## DIRECTIONS FOR THIS TASK:
Your task is to quote the material that follows, in full and exactly.

(Records from a collection)
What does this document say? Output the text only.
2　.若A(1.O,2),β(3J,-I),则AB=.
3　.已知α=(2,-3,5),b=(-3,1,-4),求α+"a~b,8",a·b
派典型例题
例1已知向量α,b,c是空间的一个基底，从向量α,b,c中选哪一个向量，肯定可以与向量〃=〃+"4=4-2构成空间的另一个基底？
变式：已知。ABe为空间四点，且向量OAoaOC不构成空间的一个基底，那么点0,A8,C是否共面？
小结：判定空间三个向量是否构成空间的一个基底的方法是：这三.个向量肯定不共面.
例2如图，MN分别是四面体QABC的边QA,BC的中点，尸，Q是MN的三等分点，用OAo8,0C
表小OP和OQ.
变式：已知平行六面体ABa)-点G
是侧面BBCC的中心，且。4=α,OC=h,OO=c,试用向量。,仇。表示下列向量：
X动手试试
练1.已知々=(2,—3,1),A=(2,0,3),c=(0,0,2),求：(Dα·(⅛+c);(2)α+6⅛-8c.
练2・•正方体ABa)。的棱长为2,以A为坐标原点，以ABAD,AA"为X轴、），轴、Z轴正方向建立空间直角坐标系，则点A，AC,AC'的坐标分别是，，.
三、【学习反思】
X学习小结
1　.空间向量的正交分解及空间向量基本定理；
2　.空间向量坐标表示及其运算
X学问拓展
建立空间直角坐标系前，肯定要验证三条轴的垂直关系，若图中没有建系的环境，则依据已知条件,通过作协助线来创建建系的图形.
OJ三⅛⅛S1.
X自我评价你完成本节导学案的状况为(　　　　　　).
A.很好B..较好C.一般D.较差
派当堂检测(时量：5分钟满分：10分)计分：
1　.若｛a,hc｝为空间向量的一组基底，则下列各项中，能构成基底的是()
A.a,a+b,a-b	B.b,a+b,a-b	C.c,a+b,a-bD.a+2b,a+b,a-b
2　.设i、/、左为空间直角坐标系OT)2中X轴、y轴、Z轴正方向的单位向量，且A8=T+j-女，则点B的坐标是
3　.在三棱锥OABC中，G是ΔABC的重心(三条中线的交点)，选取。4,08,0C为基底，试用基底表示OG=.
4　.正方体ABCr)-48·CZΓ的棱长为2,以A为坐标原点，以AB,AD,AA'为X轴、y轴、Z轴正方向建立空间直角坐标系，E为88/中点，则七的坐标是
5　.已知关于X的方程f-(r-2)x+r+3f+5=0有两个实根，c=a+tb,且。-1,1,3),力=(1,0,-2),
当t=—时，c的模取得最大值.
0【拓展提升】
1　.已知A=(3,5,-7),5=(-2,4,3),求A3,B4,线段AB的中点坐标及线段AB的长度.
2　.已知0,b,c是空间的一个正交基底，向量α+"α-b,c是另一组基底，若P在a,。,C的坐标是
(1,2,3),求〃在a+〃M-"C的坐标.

## THE RESULT:
What does this document say? Output the text only.
2　.若A(1.O,2),β(3J,-I),则AB=.
3　.已知α=(2,-3,5),b=(-3,1,-4),求α+"a~b,8",a·b
派典型例题
例1已知向量α,b,c是空间的一个基底，从向量α,b,c中选哪一个向量，肯定可以与向量〃=〃+"4=4-2构成空间的另一个基底？
变式：已知。ABe为空间四点，且向量OAoaOC不构成空间的一个基底，那么点0,A8,C是否共面？
小结：判定空间三个向量是否构成空间的一个基底的方法是：这三.个向量肯定不共面.
例2如图，MN分别是四面体QABC的边QA,BC的中点，尸，Q是MN的三等分点，用OAo8,0C
表小OP和OQ.
变式：已知平行六面体ABa)-点G
是侧面BBCC的中心，且。4=α,OC=h,OO=c,试用向量。,仇。表示下列向量：
X动手试试
练1.已知々=(2,—3,1),A=(2,0,3),c=(0,0,2),求：(Dα·(⅛+c);(2)α+6⅛-8c.
练2・•正方体ABa)。的棱长为2,以A为坐标原点，以ABAD,AA"为X轴、），轴、Z轴正方向建立空间直角坐标系，则点A，AC,AC'的坐标分别是，，.
三、【学习反思】
X学习小结
1　.空间向量的正交分解及空间向量基本定理；
2　.空间向量坐标表示及其运算
X学问拓展
建立空间直角坐标系前，肯定要验证三条轴的垂直关系，若图中没有建系的环境，则依据已知条件,通过作协助线来创建建系的图形.
OJ三⅛⅛S1.
X自我评价你完成本节导学案的状况为(　　　　　　).
A.很好B..较好C.一般D.较差
派当堂检测(时量：5分钟满分：10分)计分：
1　.若｛a,hc｝为空间向量的一组基底，则下列各项中，能构成基底的是()
A.a,a+b,a-b	B.b,a+b,a-b	C.c,a+b,a-bD.a+2b,a+b,a-b
2　.设i、/、左为空间直角坐标系OT)2中X轴、y轴、Z轴正方向的单位向量，且A8=T+j-女，则点B的坐标是
3　.在三棱锥OABC中，G是ΔABC的重心(三条中线的交点)，选取。4,08,0C为基底，试用基底表示OG=.
4　.正方体ABCr)-48·CZΓ的棱长为2,以A为坐标原点，以AB,AD,AA'为X轴、y轴、Z轴正方向建立空间直角坐标系，E为88/中点，则七的坐标是
5　.已知关于X的方程f-(r-2)x+r+3f+5=0有两个实根，c=a+tb,且。-1,1,3),力=(1,0,-2),
当t=—时，c的模取得最大值.
0【拓展提升】
1　.已知A=(3,5,-7),5=(-2,4,3),求A3,B4,线段AB的中点坐标及线段AB的长度.
2　.已知0,b,c是空间的一个正交基底，向量α+"α-b,c是另一组基底，若P在a,。,C的坐标是
(1,2,3),求〃在a+〃M-"C的坐标.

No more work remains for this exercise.